** start of Material provided **

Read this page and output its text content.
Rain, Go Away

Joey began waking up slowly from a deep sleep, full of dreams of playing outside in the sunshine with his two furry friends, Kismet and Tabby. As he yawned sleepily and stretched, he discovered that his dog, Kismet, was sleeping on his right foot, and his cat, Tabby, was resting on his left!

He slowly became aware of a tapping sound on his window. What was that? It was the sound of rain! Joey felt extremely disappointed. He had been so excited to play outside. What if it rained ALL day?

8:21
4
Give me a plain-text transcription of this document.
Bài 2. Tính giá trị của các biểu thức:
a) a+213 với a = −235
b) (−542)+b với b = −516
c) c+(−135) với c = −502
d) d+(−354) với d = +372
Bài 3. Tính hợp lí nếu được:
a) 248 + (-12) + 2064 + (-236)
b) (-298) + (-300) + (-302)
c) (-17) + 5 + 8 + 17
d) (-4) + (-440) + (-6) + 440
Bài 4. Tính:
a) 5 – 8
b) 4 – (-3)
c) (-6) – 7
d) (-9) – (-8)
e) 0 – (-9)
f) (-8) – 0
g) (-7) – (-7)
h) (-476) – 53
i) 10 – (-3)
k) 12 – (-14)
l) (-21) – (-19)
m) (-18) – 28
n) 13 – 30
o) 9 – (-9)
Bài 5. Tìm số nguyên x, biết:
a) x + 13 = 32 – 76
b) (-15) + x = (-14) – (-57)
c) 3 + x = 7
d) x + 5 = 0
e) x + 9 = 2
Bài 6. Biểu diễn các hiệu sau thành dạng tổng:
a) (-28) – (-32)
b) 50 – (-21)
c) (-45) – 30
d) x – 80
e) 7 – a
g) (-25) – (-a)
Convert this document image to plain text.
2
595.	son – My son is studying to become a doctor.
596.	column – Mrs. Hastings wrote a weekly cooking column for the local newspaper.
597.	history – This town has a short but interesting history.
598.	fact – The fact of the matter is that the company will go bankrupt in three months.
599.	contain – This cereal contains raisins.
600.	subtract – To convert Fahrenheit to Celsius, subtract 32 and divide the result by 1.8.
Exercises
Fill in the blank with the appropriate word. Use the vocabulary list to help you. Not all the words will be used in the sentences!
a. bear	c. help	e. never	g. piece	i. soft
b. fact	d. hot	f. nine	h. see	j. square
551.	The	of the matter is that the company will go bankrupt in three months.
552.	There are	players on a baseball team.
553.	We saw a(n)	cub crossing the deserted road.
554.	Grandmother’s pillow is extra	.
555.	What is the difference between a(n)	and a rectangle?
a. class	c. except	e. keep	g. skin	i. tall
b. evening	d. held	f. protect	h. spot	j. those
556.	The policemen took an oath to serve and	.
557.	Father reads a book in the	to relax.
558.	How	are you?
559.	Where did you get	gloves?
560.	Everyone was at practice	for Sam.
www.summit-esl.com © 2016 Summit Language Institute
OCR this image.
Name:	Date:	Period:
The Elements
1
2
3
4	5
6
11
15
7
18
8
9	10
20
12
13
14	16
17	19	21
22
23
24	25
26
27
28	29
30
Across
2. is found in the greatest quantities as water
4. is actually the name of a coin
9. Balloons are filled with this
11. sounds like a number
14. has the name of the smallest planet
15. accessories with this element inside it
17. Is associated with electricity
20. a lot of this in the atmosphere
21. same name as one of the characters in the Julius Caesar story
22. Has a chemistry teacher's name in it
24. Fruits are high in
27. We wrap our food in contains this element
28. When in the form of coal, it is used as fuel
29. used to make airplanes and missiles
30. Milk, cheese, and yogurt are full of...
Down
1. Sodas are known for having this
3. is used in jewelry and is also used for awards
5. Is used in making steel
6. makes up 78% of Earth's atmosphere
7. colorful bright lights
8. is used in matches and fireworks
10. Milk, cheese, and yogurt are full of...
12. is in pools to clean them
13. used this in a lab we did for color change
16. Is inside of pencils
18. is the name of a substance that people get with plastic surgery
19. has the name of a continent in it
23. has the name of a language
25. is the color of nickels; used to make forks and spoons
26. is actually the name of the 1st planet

** end of Material provided **

> [Set task]:
Find all lines where the word "full" appears. Copy them.

> [Output of the task]:
Joey began waking up slowly from a deep sleep, full of dreams of playing outside in the sunshine with his two furry friends, Kismet and Tabby. As he yawned sleepily and stretched, he discovered that his dog, Kismet, was sleeping on his right foot, and his cat, Tabby, was resting on his left!
30. Milk, cheese, and yogurt are full of...
10. Milk, cheese, and yogurt are full of...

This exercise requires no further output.